PROBLEM TO SOLVE :: Below are entries to be transcribed exactly; exclude the pictures from the copy.

Dataset entries ::
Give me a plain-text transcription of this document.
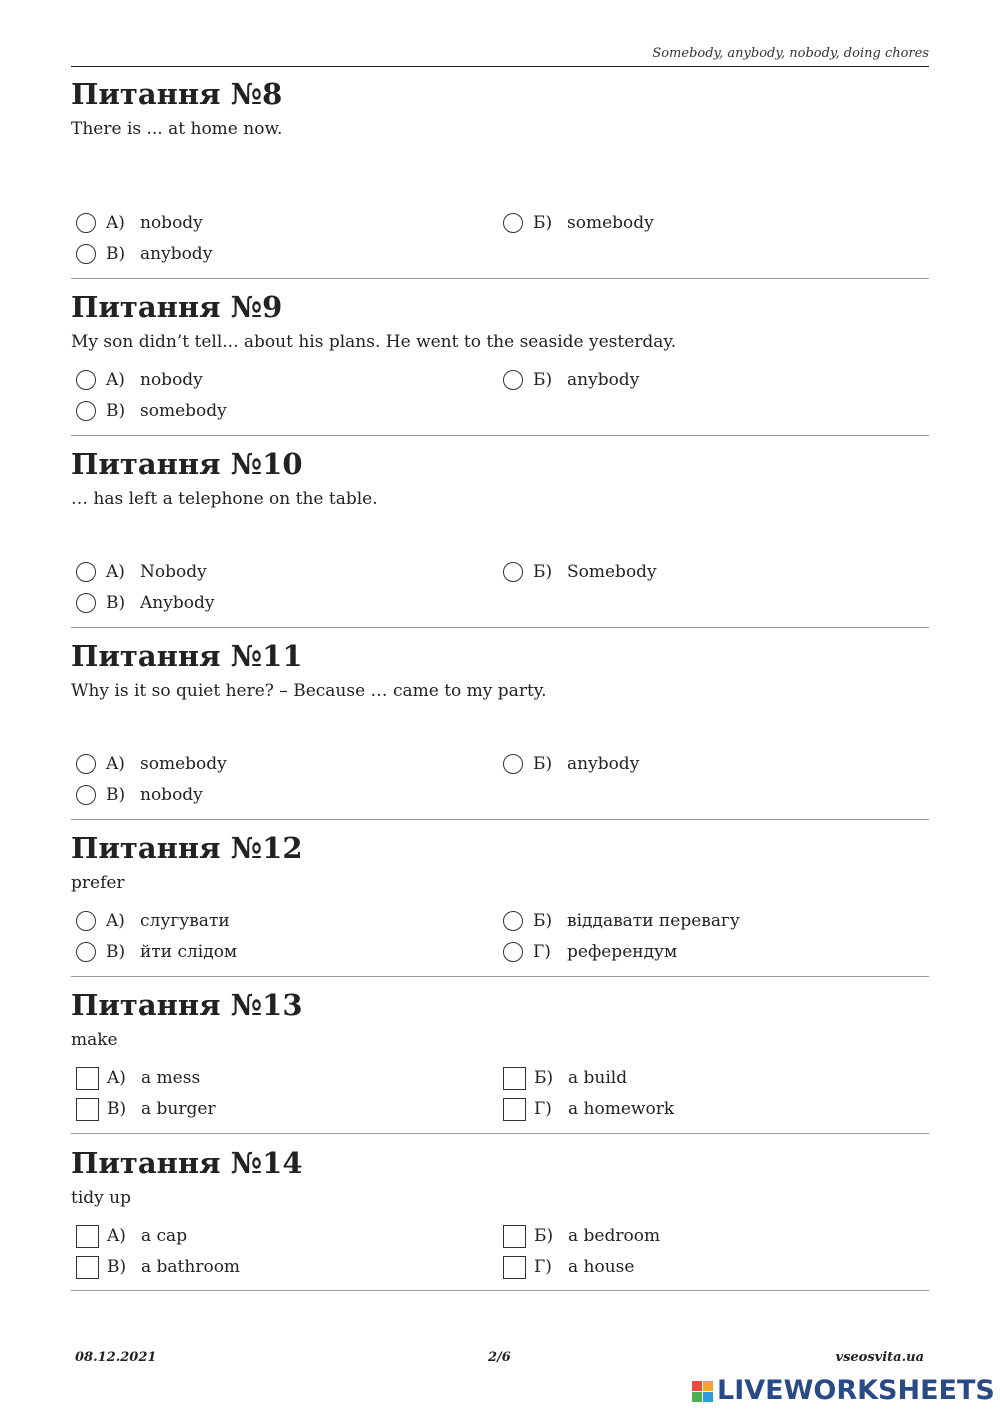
Somebody, anybody, nobody, doing chores
Питання №8
There is ... at home now.
A) nobody	Б) somebody
В) anybody
Питання №9
My son didn’t tell... about his plans. He went to the seaside yesterday.
A) nobody	Б) anybody
В) somebody
Питання №10
… has left a telephone on the table.
A) Nobody	Б) Somebody
В) Anybody
Питання №11
Why is it so quiet here? – Because … came to my party.
A) somebody	Б) anybody
В) nobody
Питання №12
prefer
A) слугувати	Б) віддавати перевагу
В) йти слідом	Г) референдум
Питання №13
make
A) a mess	Б) a build
В) a burger	Г) a homework
Питання №14
tidy up
A) a cap	Б) a bedroom
В) a bathroom	Г) a house
08.12.2021	2/6	vseosvita.ua
LIVEWORKSHEETS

COMPLETED TASK ::
Give me a plain-text transcription of this document.
Somebody, anybody, nobody, doing chores
Питання №8
There is ... at home now.
A) nobody	Б) somebody
В) anybody
Питання №9
My son didn’t tell... about his plans. He went to the seaside yesterday.
A) nobody	Б) anybody
В) somebody
Питання №10
… has left a telephone on the table.
A) Nobody	Б) Somebody
В) Anybody
Питання №11
Why is it so quiet here? – Because … came to my party.
A) somebody	Б) anybody
В) nobody
Питання №12
prefer
A) слугувати	Б) віддавати перевагу
В) йти слідом	Г) референдум
Питання №13
make
A) a mess	Б) a build
В) a burger	Г) a homework
Питання №14
tidy up
A) a cap	Б) a bedroom
В) a bathroom	Г) a house
08.12.2021	2/6	vseosvita.ua
LIVEWORKSHEETS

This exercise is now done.